**ARTICLE**
# # # # #

Saying the Poverty Word, and Doing Something About It.
Fifteen years ago I was told by a program officer at a major national foundation that I should never say the word “poverty” in meetings at her foundation. She lectured me that her board and the leadership were tired of hearing about poverty, that there was nothing that really could be done, and talking about poverty was so yesterday. She was anxious to hear about social entrepreneurship, innovation, and anything else that would be new and fresh and exciting, but not poverty.
In these fifteen years, with poverty largely out of the public vocabulary and public policy discussion, we have not made long term progress, including reducing child poverty. Despite the relatively good news this week in the 2015 Current Population Survey data, 1 in 5 children still live in poverty. Roughly 1 in every 2 children live in households with incomes less than two times the poverty level. The number of children who live in deep poverty – with household incomes below half the poverty level – is over 6 million.
Federal and state support for children overall, as well as children in poverty, has dropped precipitously during this time period. Under current federal policy, the Urban Institute has estimated that spending on children will decline further in the foreseeable future. Overall, for example, the Urban Institute estimates that federal spending on children as a percent of gross domestic product (GDP) is projected to drop from 2.1 percent to 1.7 percent by 2025.
A largely invisible shift in assistance for families with children has occurred as a result of the declining commitment of states to public assistance — what we used to call welfare. “Welfare reform,” more formally known as the Personal Responsibility and Work Opportunity Act, created a new program, Temporary Assistance for Needy Families (TANF), designed to encourage work and motivate parents to rely on assistance for only a transitional period. Whatever the good intentions, TANF has evolved to the point where very little cash assistance is actually going to families with children in poverty. States have limited eligibility, reduced real benefit levels, and shifted federal monies to other purposes unrelated to child poverty. Now, the magnitude of the TANF effect on reducing child poverty is actually quite modest, estimated by ASPE to be in the range of a half of a percentage point in the child poverty rate.

# # # # #

**WRITTEN INSTRUCTION**
Copy the passage of the poverty article from "Federal and state" to "percent by 2025.". The entries that come next are separate material, unrelated to the article on child poverty.

# # # # #

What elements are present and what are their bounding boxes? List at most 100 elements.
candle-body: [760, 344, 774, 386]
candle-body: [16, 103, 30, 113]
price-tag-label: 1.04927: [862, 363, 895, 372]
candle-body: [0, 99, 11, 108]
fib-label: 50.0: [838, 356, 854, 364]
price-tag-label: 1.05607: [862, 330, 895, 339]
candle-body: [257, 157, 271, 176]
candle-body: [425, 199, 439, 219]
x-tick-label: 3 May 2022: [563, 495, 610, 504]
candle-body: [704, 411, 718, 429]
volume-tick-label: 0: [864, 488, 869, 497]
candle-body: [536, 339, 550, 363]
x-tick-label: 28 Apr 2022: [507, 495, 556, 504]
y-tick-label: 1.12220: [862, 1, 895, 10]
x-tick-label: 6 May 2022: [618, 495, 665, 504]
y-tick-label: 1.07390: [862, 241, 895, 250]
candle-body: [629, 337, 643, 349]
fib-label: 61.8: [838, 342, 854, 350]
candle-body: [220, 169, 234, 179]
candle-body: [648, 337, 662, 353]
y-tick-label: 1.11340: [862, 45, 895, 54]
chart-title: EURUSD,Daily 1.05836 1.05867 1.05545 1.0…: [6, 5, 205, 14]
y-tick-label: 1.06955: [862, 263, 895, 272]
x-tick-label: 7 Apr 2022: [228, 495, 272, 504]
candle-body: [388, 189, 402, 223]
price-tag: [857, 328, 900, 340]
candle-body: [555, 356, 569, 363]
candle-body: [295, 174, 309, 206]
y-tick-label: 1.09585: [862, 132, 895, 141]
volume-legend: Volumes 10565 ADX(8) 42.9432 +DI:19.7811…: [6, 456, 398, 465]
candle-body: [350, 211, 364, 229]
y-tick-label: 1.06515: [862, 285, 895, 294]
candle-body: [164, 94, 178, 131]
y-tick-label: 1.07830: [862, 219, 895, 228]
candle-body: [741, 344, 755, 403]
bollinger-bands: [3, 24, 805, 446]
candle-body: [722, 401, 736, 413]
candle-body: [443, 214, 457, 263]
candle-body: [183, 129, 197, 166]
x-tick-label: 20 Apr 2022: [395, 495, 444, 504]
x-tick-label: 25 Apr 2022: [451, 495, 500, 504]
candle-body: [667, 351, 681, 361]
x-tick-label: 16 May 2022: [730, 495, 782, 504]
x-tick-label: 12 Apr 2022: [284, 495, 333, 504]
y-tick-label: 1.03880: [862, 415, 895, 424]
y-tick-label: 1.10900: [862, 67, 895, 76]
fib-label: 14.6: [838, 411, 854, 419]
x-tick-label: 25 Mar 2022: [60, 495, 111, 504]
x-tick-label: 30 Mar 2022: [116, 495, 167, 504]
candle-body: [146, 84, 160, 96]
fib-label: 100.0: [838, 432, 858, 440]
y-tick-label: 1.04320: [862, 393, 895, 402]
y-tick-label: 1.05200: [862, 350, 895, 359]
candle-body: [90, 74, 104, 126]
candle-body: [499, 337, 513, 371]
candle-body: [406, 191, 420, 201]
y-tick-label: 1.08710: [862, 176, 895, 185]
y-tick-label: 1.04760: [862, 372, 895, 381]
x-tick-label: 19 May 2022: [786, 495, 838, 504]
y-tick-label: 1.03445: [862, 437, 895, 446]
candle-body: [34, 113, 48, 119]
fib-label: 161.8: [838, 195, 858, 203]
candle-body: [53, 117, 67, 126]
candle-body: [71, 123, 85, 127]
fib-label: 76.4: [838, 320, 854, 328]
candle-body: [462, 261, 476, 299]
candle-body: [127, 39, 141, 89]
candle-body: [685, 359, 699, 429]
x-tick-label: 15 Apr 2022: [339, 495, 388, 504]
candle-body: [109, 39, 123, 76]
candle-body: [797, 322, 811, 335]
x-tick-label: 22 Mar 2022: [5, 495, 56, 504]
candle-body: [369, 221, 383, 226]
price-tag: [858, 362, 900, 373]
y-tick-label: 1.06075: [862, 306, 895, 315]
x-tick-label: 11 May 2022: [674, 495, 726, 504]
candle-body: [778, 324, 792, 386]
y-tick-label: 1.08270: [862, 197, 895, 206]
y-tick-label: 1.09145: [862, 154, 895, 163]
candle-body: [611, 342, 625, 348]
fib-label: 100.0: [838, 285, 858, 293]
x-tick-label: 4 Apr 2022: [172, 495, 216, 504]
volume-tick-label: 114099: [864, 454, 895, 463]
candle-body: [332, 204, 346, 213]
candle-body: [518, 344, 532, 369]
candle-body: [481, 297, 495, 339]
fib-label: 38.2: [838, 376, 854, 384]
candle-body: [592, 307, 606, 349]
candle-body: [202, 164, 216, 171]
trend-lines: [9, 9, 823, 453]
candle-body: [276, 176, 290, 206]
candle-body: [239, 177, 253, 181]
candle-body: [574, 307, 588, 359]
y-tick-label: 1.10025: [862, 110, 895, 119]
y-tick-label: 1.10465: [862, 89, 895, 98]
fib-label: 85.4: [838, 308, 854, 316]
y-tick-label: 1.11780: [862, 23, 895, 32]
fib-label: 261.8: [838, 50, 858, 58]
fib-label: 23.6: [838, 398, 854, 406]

# # # # #

**IN RESPONSE**
Federal and state support for children overall, as well as children in poverty, has dropped precipitously during this time period. Under current federal policy, the Urban Institute has estimated that spending on children will decline further in the foreseeable future. Overall, for example, the Urban Institute estimates that federal spending on children as a percent of gross domestic product (GDP) is projected to drop from 2.1 percent to 1.7 percent by 2025.